WHAT IS NEEDED ▸ Below, find each line holding "para" and state how many there are, using the number alone.

[Begin RAW RECORDS]

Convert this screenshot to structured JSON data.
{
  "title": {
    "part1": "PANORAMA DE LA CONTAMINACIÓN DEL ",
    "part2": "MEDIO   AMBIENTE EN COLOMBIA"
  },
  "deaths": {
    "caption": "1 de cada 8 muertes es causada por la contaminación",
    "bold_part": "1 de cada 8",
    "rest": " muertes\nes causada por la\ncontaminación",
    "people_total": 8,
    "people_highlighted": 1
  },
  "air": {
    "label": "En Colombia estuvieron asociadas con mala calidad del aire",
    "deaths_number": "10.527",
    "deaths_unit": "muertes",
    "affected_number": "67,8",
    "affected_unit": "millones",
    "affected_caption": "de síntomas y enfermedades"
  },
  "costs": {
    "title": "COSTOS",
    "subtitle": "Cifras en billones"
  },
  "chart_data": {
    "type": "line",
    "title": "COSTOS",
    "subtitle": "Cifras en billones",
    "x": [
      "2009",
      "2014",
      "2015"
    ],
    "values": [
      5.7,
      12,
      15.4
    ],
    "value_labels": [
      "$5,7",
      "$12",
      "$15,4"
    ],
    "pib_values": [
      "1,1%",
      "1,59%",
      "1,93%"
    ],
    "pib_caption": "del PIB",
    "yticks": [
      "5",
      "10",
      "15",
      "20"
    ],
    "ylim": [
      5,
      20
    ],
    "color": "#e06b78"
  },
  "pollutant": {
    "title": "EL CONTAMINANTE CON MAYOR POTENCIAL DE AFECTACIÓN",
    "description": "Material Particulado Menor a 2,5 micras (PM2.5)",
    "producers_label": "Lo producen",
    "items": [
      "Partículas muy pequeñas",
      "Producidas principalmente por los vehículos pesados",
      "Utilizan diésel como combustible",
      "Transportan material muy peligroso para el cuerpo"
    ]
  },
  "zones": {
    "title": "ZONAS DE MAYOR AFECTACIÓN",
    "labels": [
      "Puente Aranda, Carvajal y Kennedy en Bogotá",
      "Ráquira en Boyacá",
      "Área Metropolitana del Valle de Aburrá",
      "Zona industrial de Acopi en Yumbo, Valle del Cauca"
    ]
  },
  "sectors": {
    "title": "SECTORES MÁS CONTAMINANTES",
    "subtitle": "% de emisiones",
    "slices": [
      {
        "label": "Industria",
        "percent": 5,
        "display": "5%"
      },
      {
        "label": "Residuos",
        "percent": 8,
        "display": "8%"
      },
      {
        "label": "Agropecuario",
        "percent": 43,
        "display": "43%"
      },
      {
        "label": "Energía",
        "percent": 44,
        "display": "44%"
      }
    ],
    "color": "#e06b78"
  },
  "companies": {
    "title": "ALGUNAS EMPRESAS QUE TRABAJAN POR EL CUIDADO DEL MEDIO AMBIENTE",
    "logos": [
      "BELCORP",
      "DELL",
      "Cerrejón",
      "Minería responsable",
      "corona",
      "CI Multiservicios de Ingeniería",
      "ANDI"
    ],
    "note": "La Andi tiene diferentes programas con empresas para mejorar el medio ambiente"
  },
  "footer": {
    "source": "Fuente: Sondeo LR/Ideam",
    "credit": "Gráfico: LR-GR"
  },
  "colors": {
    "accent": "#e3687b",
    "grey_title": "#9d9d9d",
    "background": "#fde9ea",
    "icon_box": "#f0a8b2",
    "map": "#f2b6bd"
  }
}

[End RAW RECORDS]

FINISHED TASK ▸ 2